- _EXERCISE INSTRUCTIONS_: All of the material below is to be restated word for word, apart from the pictures.

Stored data entries:
....
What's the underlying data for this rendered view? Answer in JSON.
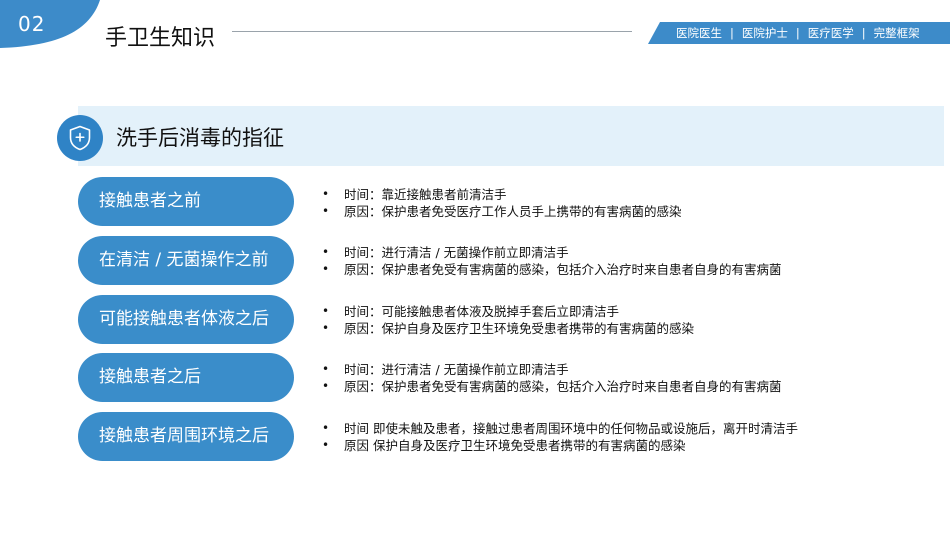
{
  "header": {
    "section_number": "02",
    "title": "手卫生知识",
    "tags": [
      "医院医生",
      "医院护士",
      "医疗医学",
      "完整框架"
    ],
    "tag_separator": "|"
  },
  "section": {
    "icon": "shield-plus-icon",
    "title": "洗手后消毒的指征"
  },
  "rows": [
    {
      "label": "接触患者之前",
      "bullets": [
        "时间：靠近接触患者前清洁手",
        "原因：保护患者免受医疗工作人员手上携带的有害病菌的感染"
      ]
    },
    {
      "label": "在清洁 / 无菌操作之前",
      "bullets": [
        "时间：进行清洁 / 无菌操作前立即清洁手",
        "原因：保护患者免受有害病菌的感染，包括介入治疗时来自患者自身的有害病菌"
      ]
    },
    {
      "label": "可能接触患者体液之后",
      "bullets": [
        "时间：可能接触患者体液及脱掉手套后立即清洁手",
        "原因：保护自身及医疗卫生环境免受患者携带的有害病菌的感染"
      ]
    },
    {
      "label": "接触患者之后",
      "bullets": [
        "时间：进行清洁 / 无菌操作前立即清洁手",
        "原因：保护患者免受有害病菌的感染，包括介入治疗时来自患者自身的有害病菌"
      ]
    },
    {
      "label": "接触患者周围环境之后",
      "bullets": [
        "时间  即使未触及患者，接触过患者周围环境中的任何物品或设施后，离开时清洁手",
        "原因  保护自身及医疗卫生环境免受患者携带的有害病菌的感染"
      ]
    }
  ],
  "colors": {
    "accent": "#3a8dca",
    "band": "#e3f1fa"
  }
}
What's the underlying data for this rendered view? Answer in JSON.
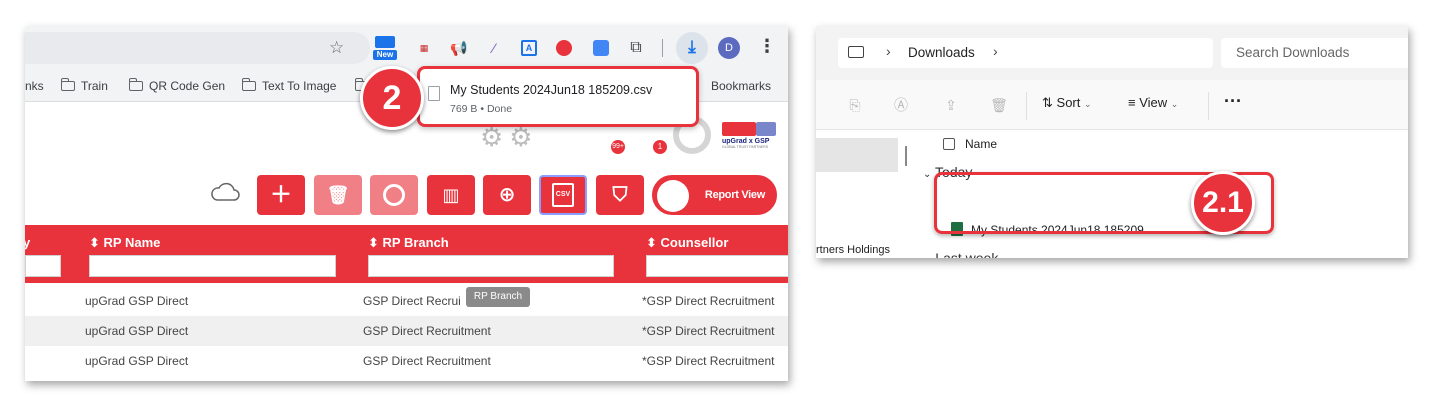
{
  "colors": {
    "accent": "#e8323c",
    "accent_dim": "#f07f86",
    "chrome_bg": "#f1f3f4"
  },
  "browser": {
    "profile_initial": "D",
    "new_badge": "New",
    "bookmarks": [
      "nks",
      "Train",
      "QR Code Gen",
      "Text To Image"
    ],
    "bookmarks_right": "Bookmarks",
    "notif_count_1": "99+",
    "notif_count_2": "1"
  },
  "download_popup": {
    "file_name": "My Students 2024Jun18 185209.csv",
    "meta": "769 B • Done",
    "step_label": "2"
  },
  "app": {
    "logo_text": "upGrad x GSP",
    "logo_sub": "GLOBAL TRUST PARTNERS",
    "toolbar_icons": [
      "add-icon",
      "delete-icon",
      "user-icon",
      "columns-icon",
      "zoom-icon",
      "csv-icon",
      "filter-clear-icon"
    ],
    "csv_label": "CSV",
    "report_view_label": "Report View",
    "columns": [
      "RP Name",
      "RP Branch",
      "Counsellor"
    ],
    "tooltip": "RP Branch",
    "rows": [
      [
        "upGrad GSP Direct",
        "GSP Direct Recrui",
        "*GSP Direct Recruitment"
      ],
      [
        "upGrad GSP Direct",
        "GSP Direct Recruitment",
        "*GSP Direct Recruitment"
      ],
      [
        "upGrad GSP Direct",
        "GSP Direct Recruitment",
        "*GSP Direct Recruitment"
      ]
    ]
  },
  "explorer": {
    "breadcrumb": "Downloads",
    "search_placeholder": "Search Downloads",
    "sort_label": "Sort",
    "view_label": "View",
    "more_label": "···",
    "name_header": "Name",
    "group_today": "Today",
    "file_name": "My Students 2024Jun18 185209",
    "group_last_week": "Last week",
    "nav_item": "rtners Holdings",
    "step_label": "2.1"
  }
}
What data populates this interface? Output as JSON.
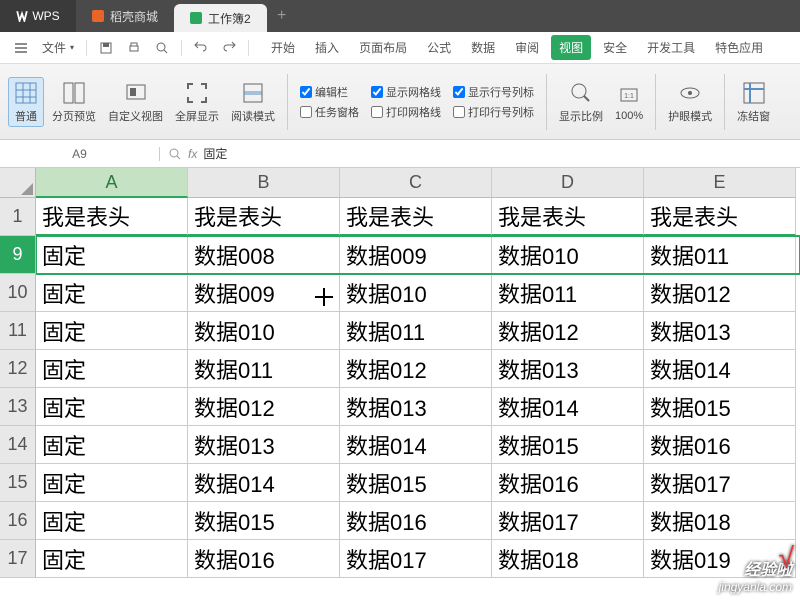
{
  "titlebar": {
    "logo": "WPS",
    "tab_store": "稻壳商城",
    "tab_active": "工作簿2",
    "plus": "+"
  },
  "menubar": {
    "file": "文件",
    "tabs": [
      "开始",
      "插入",
      "页面布局",
      "公式",
      "数据",
      "审阅",
      "视图",
      "安全",
      "开发工具",
      "特色应用"
    ],
    "active_tab": "视图"
  },
  "ribbon": {
    "normal": "普通",
    "pagebreak": "分页预览",
    "custom": "自定义视图",
    "fullscreen": "全屏显示",
    "read": "阅读模式",
    "chk_editbar": "编辑栏",
    "chk_taskpane": "任务窗格",
    "chk_gridlines": "显示网格线",
    "chk_printgrid": "打印网格线",
    "chk_headings": "显示行号列标",
    "chk_printhead": "打印行号列标",
    "zoom": "显示比例",
    "hundred": "100%",
    "eyecare": "护眼模式",
    "freeze": "冻结窗"
  },
  "fxbar": {
    "name": "A9",
    "fx": "fx",
    "value": "固定"
  },
  "sheet": {
    "cols": [
      "A",
      "B",
      "C",
      "D",
      "E"
    ],
    "row_nums": [
      "1",
      "9",
      "10",
      "11",
      "12",
      "13",
      "14",
      "15",
      "16",
      "17"
    ],
    "selected_row_idx": 1,
    "rows": [
      [
        "我是表头",
        "我是表头",
        "我是表头",
        "我是表头",
        "我是表头"
      ],
      [
        "固定",
        "数据008",
        "数据009",
        "数据010",
        "数据011"
      ],
      [
        "固定",
        "数据009",
        "数据010",
        "数据011",
        "数据012"
      ],
      [
        "固定",
        "数据010",
        "数据011",
        "数据012",
        "数据013"
      ],
      [
        "固定",
        "数据011",
        "数据012",
        "数据013",
        "数据014"
      ],
      [
        "固定",
        "数据012",
        "数据013",
        "数据014",
        "数据015"
      ],
      [
        "固定",
        "数据013",
        "数据014",
        "数据015",
        "数据016"
      ],
      [
        "固定",
        "数据014",
        "数据015",
        "数据016",
        "数据017"
      ],
      [
        "固定",
        "数据015",
        "数据016",
        "数据017",
        "数据018"
      ],
      [
        "固定",
        "数据016",
        "数据017",
        "数据018",
        "数据019"
      ]
    ]
  },
  "watermark": {
    "l1": "经验啦",
    "l2": "jingyanla.com",
    "mark": "√"
  }
}
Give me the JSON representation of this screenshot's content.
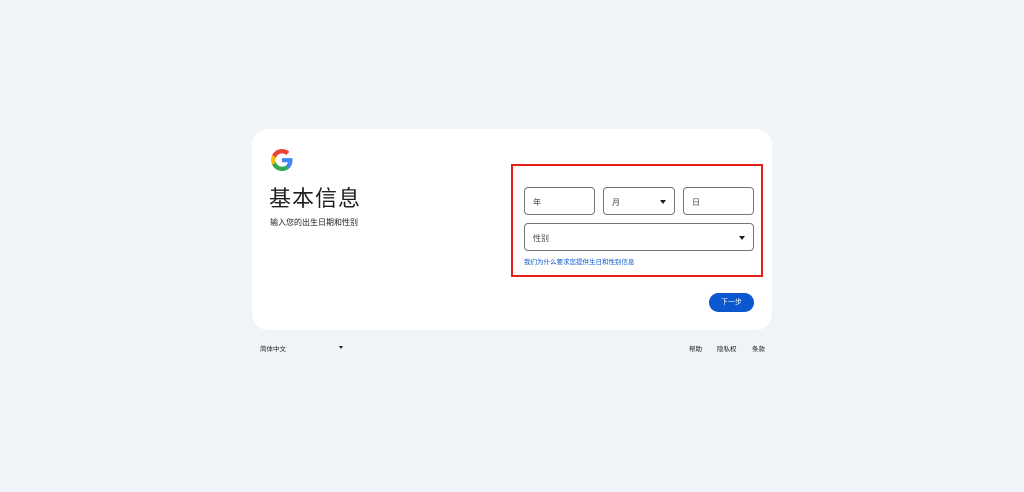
{
  "page": {
    "title": "基本信息",
    "subtitle": "输入您的出生日期和性别"
  },
  "form": {
    "year_placeholder": "年",
    "month_placeholder": "月",
    "day_placeholder": "日",
    "gender_placeholder": "性别",
    "why_link": "我们为什么要求您提供生日和性别信息",
    "next_label": "下一步"
  },
  "footer": {
    "language": "简体中文",
    "help": "帮助",
    "privacy": "隐私权",
    "terms": "条款"
  },
  "icons": {
    "logo": "google-g-logo",
    "dropdown": "dropdown-caret"
  },
  "colors": {
    "background": "#f0f4f9",
    "card": "#ffffff",
    "accent": "#0b57d0",
    "highlight_border": "#e3201b"
  }
}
....
- _ANSWER BELOW_:
What's the underlying data for this rendered view? Answer in JSON.
{
  "header": {
    "section_number": "02",
    "title": "手卫生知识",
    "tags": [
      "医院医生",
      "医院护士",
      "医疗医学",
      "完整框架"
    ],
    "tag_separator": "|"
  },
  "section": {
    "icon": "shield-plus-icon",
    "title": "洗手后消毒的指征"
  },
  "rows": [
    {
      "label": "接触患者之前",
      "bullets": [
        "时间：靠近接触患者前清洁手",
        "原因：保护患者免受医疗工作人员手上携带的有害病菌的感染"
      ]
    },
    {
      "label": "在清洁 / 无菌操作之前",
      "bullets": [
        "时间：进行清洁 / 无菌操作前立即清洁手",
        "原因：保护患者免受有害病菌的感染，包括介入治疗时来自患者自身的有害病菌"
      ]
    },
    {
      "label": "可能接触患者体液之后",
      "bullets": [
        "时间：可能接触患者体液及脱掉手套后立即清洁手",
        "原因：保护自身及医疗卫生环境免受患者携带的有害病菌的感染"
      ]
    },
    {
      "label": "接触患者之后",
      "bullets": [
        "时间：进行清洁 / 无菌操作前立即清洁手",
        "原因：保护患者免受有害病菌的感染，包括介入治疗时来自患者自身的有害病菌"
      ]
    },
    {
      "label": "接触患者周围环境之后",
      "bullets": [
        "时间  即使未触及患者，接触过患者周围环境中的任何物品或设施后，离开时清洁手",
        "原因  保护自身及医疗卫生环境免受患者携带的有害病菌的感染"
      ]
    }
  ],
  "colors": {
    "accent": "#3a8dca",
    "band": "#e3f1fa"
  }
}
What's the underlying data for this rendered view? Answer in JSON.
{
  "colors": {
    "accent": "#e8323c",
    "accent_dim": "#f07f86",
    "chrome_bg": "#f1f3f4"
  },
  "browser": {
    "profile_initial": "D",
    "new_badge": "New",
    "bookmarks": [
      "nks",
      "Train",
      "QR Code Gen",
      "Text To Image"
    ],
    "bookmarks_right": "Bookmarks",
    "notif_count_1": "99+",
    "notif_count_2": "1"
  },
  "download_popup": {
    "file_name": "My Students 2024Jun18 185209.csv",
    "meta": "769 B • Done",
    "step_label": "2"
  },
  "app": {
    "logo_text": "upGrad x GSP",
    "logo_sub": "GLOBAL TRUST PARTNERS",
    "toolbar_icons": [
      "add-icon",
      "delete-icon",
      "user-icon",
      "columns-icon",
      "zoom-icon",
      "csv-icon",
      "filter-clear-icon"
    ],
    "csv_label": "CSV",
    "report_view_label": "Report View",
    "columns": [
      "RP Name",
      "RP Branch",
      "Counsellor"
    ],
    "tooltip": "RP Branch",
    "rows": [
      [
        "upGrad GSP Direct",
        "GSP Direct Recrui",
        "*GSP Direct Recruitment"
      ],
      [
        "upGrad GSP Direct",
        "GSP Direct Recruitment",
        "*GSP Direct Recruitment"
      ],
      [
        "upGrad GSP Direct",
        "GSP Direct Recruitment",
        "*GSP Direct Recruitment"
      ]
    ]
  },
  "explorer": {
    "breadcrumb": "Downloads",
    "search_placeholder": "Search Downloads",
    "sort_label": "Sort",
    "view_label": "View",
    "more_label": "···",
    "name_header": "Name",
    "group_today": "Today",
    "file_name": "My Students 2024Jun18 185209",
    "group_last_week": "Last week",
    "nav_item": "rtners Holdings",
    "step_label": "2.1"
  }
}
What data populates this interface? Output as JSON.
{
  "titlebar": {
    "logo": "WPS",
    "tab_store": "稻壳商城",
    "tab_active": "工作簿2",
    "plus": "+"
  },
  "menubar": {
    "file": "文件",
    "tabs": [
      "开始",
      "插入",
      "页面布局",
      "公式",
      "数据",
      "审阅",
      "视图",
      "安全",
      "开发工具",
      "特色应用"
    ],
    "active_tab": "视图"
  },
  "ribbon": {
    "normal": "普通",
    "pagebreak": "分页预览",
    "custom": "自定义视图",
    "fullscreen": "全屏显示",
    "read": "阅读模式",
    "chk_editbar": "编辑栏",
    "chk_taskpane": "任务窗格",
    "chk_gridlines": "显示网格线",
    "chk_printgrid": "打印网格线",
    "chk_headings": "显示行号列标",
    "chk_printhead": "打印行号列标",
    "zoom": "显示比例",
    "hundred": "100%",
    "eyecare": "护眼模式",
    "freeze": "冻结窗"
  },
  "fxbar": {
    "name": "A9",
    "fx": "fx",
    "value": "固定"
  },
  "sheet": {
    "cols": [
      "A",
      "B",
      "C",
      "D",
      "E"
    ],
    "row_nums": [
      "1",
      "9",
      "10",
      "11",
      "12",
      "13",
      "14",
      "15",
      "16",
      "17"
    ],
    "selected_row_idx": 1,
    "rows": [
      [
        "我是表头",
        "我是表头",
        "我是表头",
        "我是表头",
        "我是表头"
      ],
      [
        "固定",
        "数据008",
        "数据009",
        "数据010",
        "数据011"
      ],
      [
        "固定",
        "数据009",
        "数据010",
        "数据011",
        "数据012"
      ],
      [
        "固定",
        "数据010",
        "数据011",
        "数据012",
        "数据013"
      ],
      [
        "固定",
        "数据011",
        "数据012",
        "数据013",
        "数据014"
      ],
      [
        "固定",
        "数据012",
        "数据013",
        "数据014",
        "数据015"
      ],
      [
        "固定",
        "数据013",
        "数据014",
        "数据015",
        "数据016"
      ],
      [
        "固定",
        "数据014",
        "数据015",
        "数据016",
        "数据017"
      ],
      [
        "固定",
        "数据015",
        "数据016",
        "数据017",
        "数据018"
      ],
      [
        "固定",
        "数据016",
        "数据017",
        "数据018",
        "数据019"
      ]
    ]
  },
  "watermark": {
    "l1": "经验啦",
    "l2": "jingyanla.com",
    "mark": "√"
  }
}
Give me the JSON representation of this screenshot's content.
{
  "page": {
    "title": "基本信息",
    "subtitle": "输入您的出生日期和性别"
  },
  "form": {
    "year_placeholder": "年",
    "month_placeholder": "月",
    "day_placeholder": "日",
    "gender_placeholder": "性别",
    "why_link": "我们为什么要求您提供生日和性别信息",
    "next_label": "下一步"
  },
  "footer": {
    "language": "简体中文",
    "help": "帮助",
    "privacy": "隐私权",
    "terms": "条款"
  },
  "icons": {
    "logo": "google-g-logo",
    "dropdown": "dropdown-caret"
  },
  "colors": {
    "background": "#f0f4f9",
    "card": "#ffffff",
    "accent": "#0b57d0",
    "highlight_border": "#e3201b"
  }
}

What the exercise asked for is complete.